= REQUIRED TASK =
Scan the listing below. Report each line that includes "Otra".

= ENTRIES =
==========
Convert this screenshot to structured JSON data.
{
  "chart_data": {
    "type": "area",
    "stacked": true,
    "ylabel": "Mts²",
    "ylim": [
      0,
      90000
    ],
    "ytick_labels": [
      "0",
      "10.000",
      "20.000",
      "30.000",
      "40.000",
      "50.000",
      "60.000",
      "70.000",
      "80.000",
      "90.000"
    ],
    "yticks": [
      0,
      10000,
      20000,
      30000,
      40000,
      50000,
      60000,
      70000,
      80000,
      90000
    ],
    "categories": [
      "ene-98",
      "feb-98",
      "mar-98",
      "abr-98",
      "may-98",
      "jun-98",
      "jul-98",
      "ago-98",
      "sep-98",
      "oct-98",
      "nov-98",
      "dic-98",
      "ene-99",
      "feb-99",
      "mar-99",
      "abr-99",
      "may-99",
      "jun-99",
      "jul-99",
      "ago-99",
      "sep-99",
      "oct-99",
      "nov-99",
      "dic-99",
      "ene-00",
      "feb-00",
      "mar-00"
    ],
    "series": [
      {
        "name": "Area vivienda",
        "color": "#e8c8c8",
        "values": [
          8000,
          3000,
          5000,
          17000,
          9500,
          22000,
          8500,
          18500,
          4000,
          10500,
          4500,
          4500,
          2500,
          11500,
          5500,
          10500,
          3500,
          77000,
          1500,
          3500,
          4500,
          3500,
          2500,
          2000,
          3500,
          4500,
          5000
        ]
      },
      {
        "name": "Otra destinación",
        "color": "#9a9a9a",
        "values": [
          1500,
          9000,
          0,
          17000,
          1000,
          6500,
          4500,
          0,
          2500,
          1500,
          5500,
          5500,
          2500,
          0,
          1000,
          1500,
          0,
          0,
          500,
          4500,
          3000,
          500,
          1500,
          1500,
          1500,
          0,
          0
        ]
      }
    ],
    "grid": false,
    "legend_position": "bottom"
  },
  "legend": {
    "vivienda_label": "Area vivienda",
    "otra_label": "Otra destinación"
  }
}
==========
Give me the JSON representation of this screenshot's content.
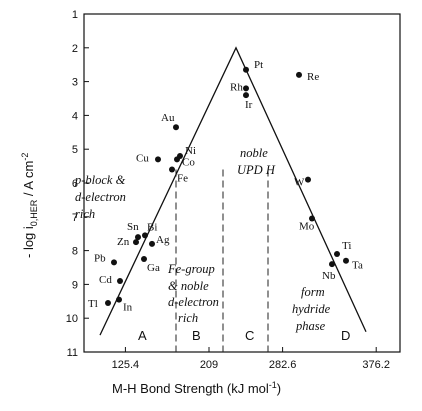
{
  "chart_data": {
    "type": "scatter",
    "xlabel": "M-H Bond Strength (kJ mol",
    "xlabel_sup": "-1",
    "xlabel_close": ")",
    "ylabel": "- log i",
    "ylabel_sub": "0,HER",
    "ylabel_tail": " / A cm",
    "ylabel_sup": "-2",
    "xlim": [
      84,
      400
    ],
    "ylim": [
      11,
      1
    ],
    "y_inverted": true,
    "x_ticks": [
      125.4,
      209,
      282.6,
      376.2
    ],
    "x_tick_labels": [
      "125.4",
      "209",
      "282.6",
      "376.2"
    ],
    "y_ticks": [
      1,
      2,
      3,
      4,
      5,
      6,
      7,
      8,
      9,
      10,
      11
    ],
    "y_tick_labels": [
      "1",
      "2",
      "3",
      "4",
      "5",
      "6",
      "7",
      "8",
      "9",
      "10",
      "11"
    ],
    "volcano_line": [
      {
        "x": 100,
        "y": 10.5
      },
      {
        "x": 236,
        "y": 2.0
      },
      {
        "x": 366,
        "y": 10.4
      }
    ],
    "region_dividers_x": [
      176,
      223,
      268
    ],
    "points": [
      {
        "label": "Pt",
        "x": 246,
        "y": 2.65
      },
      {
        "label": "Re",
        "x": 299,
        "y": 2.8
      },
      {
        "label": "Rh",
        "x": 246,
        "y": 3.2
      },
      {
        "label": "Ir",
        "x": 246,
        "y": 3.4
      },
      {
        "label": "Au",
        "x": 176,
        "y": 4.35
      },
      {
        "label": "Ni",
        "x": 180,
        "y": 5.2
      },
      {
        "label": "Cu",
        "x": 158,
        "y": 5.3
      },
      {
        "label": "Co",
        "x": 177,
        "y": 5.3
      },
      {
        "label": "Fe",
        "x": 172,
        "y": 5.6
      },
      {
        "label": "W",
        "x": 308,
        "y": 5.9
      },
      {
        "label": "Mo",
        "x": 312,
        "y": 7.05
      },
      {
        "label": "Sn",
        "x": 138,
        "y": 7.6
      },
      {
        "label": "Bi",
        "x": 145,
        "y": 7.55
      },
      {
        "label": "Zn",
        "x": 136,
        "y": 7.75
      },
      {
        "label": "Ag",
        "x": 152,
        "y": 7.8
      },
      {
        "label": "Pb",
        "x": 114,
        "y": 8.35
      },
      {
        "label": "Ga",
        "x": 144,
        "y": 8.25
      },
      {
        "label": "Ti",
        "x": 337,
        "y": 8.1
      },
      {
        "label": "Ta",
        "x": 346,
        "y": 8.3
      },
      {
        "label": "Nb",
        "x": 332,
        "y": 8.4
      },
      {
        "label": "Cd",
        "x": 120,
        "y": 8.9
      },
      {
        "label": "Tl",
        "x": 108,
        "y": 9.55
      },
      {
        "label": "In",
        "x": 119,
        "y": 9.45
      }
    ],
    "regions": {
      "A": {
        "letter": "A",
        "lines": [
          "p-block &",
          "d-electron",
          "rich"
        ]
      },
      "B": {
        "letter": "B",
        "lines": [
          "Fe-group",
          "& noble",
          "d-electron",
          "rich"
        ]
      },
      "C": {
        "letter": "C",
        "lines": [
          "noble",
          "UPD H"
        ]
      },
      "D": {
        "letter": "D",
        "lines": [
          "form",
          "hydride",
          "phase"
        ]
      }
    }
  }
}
==========
= OUTPUT FOR THIS EXERCISE =
        "name": "Otra destinación",
    "otra_label": "Otra destinación"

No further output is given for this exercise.